>> Begin SOURCE DATA

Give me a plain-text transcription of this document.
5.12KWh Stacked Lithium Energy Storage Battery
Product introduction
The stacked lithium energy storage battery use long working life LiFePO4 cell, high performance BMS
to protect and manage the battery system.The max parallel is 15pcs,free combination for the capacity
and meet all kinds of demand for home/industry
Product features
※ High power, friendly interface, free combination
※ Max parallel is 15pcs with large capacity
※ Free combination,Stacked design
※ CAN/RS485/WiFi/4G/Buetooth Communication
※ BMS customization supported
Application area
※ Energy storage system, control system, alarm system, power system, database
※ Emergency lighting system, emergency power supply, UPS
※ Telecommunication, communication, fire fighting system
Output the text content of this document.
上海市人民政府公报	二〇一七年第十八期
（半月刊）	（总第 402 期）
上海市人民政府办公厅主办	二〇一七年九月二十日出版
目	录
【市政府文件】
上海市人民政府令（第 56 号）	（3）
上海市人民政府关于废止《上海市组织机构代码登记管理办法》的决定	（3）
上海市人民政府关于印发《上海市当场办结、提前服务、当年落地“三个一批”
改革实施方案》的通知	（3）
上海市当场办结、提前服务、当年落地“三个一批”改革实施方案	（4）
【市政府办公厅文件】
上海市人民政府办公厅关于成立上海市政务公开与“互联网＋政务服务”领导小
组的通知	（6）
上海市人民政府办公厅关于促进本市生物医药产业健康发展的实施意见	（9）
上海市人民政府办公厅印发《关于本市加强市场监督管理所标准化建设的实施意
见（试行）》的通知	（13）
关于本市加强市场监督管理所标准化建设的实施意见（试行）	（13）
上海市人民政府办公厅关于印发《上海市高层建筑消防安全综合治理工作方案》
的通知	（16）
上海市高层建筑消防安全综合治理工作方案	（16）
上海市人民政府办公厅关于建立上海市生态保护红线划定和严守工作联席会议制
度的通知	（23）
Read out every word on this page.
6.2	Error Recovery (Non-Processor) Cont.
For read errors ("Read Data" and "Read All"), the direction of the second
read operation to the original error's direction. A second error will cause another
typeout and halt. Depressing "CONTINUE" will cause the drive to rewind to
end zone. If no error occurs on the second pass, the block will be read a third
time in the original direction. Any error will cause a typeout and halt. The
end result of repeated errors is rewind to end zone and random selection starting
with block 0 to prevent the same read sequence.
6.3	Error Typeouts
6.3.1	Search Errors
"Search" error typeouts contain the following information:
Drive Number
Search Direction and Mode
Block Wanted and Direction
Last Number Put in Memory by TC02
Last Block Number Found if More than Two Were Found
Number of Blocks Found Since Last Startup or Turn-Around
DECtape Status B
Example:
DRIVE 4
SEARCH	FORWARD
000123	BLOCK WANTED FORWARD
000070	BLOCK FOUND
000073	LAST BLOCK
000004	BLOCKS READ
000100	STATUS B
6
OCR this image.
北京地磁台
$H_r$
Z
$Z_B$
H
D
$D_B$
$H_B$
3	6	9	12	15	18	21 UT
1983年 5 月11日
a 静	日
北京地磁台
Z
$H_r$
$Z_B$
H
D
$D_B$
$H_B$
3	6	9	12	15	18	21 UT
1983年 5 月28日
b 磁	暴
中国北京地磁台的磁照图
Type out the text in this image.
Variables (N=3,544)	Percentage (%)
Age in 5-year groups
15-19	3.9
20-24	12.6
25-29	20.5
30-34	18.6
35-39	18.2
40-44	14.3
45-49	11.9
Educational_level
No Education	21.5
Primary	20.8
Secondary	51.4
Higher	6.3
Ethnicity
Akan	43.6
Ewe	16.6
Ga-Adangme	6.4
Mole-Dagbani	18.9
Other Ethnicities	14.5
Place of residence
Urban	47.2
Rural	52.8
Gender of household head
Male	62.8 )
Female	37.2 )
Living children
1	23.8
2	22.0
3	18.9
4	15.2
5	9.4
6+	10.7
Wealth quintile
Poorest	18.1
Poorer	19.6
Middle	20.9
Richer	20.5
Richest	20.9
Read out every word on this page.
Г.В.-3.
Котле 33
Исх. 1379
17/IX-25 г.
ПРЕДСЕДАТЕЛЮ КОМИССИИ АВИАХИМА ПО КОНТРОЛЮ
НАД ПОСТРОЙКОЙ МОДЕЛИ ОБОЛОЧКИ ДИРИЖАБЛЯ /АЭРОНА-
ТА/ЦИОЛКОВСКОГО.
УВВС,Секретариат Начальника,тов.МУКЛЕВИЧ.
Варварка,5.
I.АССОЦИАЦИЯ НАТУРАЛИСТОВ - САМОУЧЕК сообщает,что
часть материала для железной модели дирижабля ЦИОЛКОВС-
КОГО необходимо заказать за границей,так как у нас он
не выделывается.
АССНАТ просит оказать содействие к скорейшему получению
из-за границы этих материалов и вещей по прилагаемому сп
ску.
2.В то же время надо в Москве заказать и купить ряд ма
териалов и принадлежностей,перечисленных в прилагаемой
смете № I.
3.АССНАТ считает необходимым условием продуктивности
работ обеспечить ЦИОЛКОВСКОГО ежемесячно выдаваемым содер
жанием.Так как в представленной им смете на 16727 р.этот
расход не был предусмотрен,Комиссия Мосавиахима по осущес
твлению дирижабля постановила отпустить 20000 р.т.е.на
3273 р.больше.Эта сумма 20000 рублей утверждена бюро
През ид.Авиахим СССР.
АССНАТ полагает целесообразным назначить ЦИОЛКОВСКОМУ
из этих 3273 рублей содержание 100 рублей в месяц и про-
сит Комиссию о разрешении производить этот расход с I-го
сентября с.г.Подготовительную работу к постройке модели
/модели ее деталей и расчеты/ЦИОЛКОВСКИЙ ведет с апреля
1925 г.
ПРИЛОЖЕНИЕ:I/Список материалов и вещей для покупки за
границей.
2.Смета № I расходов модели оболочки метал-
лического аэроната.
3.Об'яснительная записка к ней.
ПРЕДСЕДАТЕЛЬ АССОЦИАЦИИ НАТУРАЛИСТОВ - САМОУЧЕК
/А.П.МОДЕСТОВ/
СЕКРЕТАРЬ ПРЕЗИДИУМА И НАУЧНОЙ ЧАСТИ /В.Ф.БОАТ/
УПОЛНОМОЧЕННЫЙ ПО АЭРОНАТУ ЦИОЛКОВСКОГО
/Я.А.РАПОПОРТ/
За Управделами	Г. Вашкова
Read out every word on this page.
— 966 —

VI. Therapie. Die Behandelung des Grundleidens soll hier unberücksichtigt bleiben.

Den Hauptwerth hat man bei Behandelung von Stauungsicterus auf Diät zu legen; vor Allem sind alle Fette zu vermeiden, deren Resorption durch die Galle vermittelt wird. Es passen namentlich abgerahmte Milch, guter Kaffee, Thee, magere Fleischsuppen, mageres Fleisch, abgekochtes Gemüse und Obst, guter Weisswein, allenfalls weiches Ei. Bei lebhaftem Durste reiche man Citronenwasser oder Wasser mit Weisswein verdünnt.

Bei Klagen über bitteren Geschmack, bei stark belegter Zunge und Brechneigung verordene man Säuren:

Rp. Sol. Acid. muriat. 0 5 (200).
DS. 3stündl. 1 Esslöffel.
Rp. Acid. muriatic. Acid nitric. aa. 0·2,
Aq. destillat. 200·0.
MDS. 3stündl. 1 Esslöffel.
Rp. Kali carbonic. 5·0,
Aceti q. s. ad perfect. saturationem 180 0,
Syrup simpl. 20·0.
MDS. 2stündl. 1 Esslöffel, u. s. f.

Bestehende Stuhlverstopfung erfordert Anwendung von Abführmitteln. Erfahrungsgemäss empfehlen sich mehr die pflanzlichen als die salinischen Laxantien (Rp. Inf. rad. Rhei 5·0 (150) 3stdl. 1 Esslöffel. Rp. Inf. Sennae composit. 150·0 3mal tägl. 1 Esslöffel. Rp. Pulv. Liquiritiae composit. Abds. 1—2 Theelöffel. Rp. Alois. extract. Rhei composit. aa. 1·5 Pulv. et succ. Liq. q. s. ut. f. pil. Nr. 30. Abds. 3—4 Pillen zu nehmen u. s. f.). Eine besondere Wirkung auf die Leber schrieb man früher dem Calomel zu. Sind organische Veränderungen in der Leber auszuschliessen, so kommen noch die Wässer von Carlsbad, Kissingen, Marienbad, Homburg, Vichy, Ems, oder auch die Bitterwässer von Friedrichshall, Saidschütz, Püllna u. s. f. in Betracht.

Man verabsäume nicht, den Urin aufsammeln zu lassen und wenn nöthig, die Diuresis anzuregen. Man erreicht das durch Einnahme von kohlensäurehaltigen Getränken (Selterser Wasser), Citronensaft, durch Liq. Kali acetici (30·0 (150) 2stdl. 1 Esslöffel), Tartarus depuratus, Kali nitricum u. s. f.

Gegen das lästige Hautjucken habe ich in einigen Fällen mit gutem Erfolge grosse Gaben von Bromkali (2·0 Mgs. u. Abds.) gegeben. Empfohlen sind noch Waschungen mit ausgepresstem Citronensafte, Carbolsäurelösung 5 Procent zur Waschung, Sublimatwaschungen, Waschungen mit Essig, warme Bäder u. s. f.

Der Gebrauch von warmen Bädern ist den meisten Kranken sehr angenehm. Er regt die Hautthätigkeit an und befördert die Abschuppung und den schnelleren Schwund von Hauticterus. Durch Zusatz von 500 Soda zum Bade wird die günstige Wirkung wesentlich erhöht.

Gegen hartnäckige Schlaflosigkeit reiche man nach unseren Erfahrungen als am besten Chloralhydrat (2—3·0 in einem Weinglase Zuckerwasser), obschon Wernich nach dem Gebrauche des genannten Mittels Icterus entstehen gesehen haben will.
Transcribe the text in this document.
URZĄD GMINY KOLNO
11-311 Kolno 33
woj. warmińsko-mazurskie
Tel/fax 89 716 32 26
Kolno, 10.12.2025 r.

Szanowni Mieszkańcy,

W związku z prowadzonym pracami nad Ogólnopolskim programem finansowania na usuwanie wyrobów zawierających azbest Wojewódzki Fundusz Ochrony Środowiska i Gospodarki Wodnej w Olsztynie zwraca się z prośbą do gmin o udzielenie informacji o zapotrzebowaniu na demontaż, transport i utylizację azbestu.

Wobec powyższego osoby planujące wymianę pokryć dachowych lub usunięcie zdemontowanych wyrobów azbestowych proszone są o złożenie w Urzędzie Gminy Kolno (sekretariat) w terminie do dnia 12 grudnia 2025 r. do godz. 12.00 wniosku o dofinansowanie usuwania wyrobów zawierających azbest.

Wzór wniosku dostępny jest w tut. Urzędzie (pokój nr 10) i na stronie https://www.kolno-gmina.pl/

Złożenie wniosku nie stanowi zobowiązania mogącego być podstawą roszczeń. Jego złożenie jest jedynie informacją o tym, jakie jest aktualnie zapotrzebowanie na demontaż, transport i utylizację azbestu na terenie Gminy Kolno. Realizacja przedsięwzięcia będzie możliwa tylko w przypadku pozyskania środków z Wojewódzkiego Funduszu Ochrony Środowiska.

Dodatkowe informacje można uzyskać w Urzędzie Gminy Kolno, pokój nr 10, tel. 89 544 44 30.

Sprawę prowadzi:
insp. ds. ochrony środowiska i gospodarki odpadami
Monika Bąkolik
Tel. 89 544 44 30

>> End SOURCE DATA

From the entries above, extract each line containing "Product".

Product introduction
Product features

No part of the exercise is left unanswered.